### Records from a dataset
+++

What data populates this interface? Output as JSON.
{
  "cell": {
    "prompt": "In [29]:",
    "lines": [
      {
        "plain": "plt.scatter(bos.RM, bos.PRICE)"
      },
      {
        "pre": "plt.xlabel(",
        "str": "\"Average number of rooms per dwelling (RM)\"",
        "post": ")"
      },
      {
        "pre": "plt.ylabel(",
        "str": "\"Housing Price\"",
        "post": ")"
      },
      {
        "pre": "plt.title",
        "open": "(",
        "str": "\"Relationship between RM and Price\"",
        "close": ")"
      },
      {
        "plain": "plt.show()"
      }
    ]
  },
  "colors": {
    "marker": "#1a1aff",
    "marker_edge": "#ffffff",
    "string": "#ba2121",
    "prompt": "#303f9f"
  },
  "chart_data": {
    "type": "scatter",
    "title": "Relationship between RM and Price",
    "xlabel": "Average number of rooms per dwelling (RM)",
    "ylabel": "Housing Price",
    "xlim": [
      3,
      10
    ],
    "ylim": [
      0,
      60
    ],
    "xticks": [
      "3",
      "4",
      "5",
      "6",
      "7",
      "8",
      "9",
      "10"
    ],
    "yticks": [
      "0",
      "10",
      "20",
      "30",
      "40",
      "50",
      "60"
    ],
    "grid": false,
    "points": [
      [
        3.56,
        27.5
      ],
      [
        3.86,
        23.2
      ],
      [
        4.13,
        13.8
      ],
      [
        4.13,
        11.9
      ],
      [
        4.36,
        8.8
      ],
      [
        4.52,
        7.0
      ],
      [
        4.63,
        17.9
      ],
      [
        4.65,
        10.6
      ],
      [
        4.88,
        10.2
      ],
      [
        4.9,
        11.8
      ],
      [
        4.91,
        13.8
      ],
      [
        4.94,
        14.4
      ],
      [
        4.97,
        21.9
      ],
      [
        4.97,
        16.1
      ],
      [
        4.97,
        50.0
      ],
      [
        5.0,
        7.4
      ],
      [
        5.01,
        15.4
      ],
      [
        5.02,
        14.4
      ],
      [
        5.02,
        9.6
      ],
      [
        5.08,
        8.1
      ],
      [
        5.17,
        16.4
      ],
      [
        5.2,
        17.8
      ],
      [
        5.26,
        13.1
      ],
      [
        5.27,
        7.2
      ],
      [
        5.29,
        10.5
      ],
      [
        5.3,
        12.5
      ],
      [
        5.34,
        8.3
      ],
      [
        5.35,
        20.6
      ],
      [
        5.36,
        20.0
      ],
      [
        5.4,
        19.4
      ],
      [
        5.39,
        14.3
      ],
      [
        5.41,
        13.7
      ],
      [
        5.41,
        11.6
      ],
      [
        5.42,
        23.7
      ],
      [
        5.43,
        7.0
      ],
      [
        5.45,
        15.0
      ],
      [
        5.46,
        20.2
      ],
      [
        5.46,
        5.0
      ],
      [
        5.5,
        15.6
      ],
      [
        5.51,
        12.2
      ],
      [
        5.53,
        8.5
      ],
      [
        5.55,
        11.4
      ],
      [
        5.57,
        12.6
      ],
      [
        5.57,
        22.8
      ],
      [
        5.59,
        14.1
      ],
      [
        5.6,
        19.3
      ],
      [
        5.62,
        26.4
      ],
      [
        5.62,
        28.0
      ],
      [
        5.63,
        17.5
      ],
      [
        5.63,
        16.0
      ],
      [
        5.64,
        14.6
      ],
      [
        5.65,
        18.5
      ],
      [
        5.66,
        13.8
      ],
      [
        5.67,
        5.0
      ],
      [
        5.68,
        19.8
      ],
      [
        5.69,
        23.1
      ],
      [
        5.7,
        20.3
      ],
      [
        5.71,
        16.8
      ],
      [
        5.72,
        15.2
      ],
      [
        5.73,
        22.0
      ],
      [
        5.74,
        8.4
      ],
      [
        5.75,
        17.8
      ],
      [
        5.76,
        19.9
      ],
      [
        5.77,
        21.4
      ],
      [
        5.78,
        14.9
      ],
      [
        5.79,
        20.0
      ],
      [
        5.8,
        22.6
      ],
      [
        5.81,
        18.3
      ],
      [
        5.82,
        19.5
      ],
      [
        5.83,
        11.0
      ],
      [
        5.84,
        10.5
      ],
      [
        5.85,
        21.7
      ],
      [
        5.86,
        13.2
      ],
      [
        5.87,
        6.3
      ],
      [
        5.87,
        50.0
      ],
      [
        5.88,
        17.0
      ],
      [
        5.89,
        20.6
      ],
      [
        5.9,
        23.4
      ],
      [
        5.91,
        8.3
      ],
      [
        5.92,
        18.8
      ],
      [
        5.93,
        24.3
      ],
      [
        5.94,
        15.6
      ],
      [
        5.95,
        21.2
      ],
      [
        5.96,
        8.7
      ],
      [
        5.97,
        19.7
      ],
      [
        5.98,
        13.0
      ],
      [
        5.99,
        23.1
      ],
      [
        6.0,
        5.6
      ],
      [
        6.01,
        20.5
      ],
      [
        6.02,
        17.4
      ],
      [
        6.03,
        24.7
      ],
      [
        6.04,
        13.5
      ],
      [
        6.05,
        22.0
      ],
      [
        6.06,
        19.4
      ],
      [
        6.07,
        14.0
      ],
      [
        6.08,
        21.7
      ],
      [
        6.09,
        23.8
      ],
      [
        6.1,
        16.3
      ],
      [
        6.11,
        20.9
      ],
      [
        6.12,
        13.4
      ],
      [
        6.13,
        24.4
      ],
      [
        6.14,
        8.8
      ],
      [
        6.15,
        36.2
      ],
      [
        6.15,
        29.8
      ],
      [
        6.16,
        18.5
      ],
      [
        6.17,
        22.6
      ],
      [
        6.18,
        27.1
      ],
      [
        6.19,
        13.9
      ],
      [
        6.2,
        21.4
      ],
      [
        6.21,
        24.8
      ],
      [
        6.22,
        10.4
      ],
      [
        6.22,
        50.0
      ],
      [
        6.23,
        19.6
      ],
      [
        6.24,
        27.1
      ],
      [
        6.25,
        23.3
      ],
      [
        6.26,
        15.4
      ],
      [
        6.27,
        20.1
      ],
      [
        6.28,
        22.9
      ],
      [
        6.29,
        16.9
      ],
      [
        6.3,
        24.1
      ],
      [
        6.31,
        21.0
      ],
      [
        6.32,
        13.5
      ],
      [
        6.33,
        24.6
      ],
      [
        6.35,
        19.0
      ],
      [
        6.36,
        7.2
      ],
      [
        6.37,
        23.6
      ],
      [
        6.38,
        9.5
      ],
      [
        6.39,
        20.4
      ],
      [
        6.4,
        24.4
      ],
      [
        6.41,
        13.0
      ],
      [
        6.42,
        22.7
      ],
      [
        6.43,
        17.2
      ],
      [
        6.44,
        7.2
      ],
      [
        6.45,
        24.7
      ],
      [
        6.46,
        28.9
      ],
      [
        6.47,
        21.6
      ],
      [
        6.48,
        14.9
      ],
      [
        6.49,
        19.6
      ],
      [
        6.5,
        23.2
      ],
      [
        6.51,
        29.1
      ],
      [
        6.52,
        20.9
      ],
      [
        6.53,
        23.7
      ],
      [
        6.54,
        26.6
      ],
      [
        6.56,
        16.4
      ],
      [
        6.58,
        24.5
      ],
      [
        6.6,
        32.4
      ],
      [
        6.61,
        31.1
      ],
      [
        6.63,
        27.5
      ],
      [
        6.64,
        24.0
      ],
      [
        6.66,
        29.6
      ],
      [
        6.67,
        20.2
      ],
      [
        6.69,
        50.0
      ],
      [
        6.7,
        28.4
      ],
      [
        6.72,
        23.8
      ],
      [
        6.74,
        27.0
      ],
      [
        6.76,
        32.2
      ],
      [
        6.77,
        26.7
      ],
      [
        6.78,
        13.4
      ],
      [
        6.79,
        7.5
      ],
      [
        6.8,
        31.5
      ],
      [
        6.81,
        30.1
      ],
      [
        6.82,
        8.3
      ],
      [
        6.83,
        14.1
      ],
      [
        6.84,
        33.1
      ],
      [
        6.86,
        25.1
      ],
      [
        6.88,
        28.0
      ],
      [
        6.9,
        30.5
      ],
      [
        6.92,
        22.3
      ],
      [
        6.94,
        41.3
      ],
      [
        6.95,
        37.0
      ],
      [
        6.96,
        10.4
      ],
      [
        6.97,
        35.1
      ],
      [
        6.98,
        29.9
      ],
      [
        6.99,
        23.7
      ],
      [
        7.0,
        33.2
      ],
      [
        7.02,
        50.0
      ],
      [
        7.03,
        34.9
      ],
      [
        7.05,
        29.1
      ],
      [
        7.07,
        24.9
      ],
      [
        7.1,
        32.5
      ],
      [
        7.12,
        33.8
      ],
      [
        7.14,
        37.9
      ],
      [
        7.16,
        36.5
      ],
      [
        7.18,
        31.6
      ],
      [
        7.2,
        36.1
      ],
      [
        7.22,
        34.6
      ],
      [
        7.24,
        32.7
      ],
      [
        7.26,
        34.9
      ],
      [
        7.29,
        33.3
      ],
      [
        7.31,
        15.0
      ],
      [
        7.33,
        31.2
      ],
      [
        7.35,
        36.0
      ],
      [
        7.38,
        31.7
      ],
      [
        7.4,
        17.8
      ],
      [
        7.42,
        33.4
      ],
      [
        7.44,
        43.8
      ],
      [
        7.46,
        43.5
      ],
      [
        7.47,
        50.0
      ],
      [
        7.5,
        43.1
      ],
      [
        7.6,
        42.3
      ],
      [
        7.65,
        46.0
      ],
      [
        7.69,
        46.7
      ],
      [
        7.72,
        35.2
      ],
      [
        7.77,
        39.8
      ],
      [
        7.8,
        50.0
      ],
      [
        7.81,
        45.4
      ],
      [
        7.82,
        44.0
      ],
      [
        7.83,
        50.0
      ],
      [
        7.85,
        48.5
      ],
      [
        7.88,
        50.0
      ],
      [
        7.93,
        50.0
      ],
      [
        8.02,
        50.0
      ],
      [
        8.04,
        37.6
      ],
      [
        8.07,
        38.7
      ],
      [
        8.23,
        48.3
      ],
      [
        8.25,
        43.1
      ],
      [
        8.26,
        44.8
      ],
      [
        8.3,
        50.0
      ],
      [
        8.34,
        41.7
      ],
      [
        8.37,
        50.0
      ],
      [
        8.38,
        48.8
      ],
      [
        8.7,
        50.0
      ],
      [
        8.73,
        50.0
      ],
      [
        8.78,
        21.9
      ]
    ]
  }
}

+++

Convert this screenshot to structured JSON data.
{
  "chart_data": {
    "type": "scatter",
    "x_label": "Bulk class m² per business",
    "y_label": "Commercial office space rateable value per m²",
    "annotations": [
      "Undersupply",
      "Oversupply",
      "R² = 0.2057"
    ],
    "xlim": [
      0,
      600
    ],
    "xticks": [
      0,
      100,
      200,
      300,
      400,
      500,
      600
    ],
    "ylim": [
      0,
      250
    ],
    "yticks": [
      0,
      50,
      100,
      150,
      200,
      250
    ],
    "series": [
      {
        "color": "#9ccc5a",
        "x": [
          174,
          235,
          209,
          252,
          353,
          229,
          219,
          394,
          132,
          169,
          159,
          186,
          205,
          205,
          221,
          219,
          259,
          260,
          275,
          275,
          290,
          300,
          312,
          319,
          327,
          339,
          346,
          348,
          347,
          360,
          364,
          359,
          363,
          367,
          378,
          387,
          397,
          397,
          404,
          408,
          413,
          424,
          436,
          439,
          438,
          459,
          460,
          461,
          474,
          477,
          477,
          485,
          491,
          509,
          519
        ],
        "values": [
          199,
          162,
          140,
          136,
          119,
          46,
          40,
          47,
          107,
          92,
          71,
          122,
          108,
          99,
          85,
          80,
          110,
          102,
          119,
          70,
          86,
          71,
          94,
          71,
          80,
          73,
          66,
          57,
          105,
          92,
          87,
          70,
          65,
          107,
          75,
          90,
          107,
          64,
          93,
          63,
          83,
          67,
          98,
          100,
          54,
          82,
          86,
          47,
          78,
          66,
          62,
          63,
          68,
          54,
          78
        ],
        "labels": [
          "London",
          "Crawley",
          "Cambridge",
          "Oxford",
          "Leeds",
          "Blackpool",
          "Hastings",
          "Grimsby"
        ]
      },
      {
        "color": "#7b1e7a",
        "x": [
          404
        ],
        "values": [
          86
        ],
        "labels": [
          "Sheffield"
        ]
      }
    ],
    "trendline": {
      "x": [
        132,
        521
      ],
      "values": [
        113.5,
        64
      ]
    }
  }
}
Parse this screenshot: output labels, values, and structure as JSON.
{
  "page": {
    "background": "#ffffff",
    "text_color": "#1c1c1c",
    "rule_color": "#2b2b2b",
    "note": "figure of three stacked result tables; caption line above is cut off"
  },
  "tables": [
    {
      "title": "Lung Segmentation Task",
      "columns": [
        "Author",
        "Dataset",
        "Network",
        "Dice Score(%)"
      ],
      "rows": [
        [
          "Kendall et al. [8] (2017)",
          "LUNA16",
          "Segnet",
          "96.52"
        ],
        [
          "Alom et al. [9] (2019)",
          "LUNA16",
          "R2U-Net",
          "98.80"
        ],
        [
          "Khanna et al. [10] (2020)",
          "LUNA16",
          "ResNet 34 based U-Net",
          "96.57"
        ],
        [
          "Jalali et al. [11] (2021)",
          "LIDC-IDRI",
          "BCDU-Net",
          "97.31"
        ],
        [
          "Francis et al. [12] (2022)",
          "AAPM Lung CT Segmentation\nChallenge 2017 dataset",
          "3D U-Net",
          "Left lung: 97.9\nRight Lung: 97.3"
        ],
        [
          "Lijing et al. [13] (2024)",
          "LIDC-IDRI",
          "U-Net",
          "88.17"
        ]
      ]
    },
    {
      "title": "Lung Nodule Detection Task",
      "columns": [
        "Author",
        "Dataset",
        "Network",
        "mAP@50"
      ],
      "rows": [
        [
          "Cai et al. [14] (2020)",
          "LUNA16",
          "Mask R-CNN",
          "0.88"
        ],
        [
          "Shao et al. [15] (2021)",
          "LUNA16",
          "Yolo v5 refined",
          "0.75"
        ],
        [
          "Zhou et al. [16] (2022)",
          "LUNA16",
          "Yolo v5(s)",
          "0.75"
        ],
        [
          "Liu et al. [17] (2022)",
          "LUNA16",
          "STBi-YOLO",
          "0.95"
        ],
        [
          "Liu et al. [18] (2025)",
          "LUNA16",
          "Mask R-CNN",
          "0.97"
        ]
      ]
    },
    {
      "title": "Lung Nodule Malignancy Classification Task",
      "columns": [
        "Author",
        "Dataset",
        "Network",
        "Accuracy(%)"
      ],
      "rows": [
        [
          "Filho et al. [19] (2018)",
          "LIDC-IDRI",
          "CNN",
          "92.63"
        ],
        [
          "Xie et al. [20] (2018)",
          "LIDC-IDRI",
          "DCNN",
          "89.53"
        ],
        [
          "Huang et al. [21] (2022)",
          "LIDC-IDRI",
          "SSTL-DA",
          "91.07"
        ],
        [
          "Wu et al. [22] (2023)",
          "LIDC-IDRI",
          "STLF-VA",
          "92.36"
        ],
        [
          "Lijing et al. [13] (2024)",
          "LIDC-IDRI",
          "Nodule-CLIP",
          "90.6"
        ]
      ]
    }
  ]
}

+++

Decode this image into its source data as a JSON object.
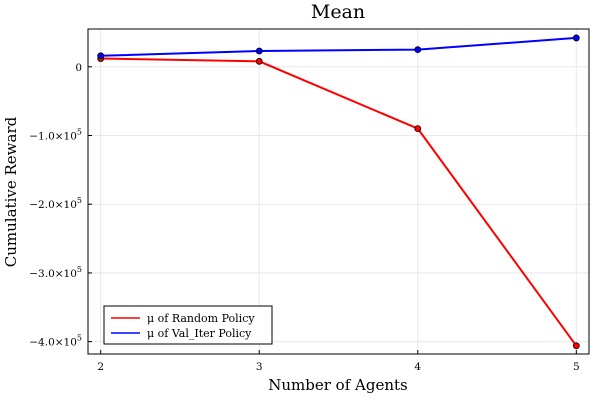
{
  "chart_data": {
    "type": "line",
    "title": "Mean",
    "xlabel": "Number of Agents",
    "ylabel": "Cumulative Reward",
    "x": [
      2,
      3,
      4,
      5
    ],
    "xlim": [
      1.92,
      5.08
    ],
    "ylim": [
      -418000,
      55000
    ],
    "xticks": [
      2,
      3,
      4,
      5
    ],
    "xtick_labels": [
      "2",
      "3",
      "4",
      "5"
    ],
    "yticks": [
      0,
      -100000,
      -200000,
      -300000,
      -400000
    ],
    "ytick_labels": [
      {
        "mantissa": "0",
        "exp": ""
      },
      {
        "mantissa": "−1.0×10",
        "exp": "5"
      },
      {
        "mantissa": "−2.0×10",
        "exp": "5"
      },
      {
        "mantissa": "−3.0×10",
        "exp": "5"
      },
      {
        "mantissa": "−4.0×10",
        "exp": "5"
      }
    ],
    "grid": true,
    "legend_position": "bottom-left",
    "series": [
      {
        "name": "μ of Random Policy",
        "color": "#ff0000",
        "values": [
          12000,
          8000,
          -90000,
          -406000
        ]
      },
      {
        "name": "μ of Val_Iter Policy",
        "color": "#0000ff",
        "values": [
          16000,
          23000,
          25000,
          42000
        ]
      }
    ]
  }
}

+++

### SET EXERCISE
Say how many lines of the material contain the word "ylabel", with no other text.

### RESULT OF THIS EXERCISE
3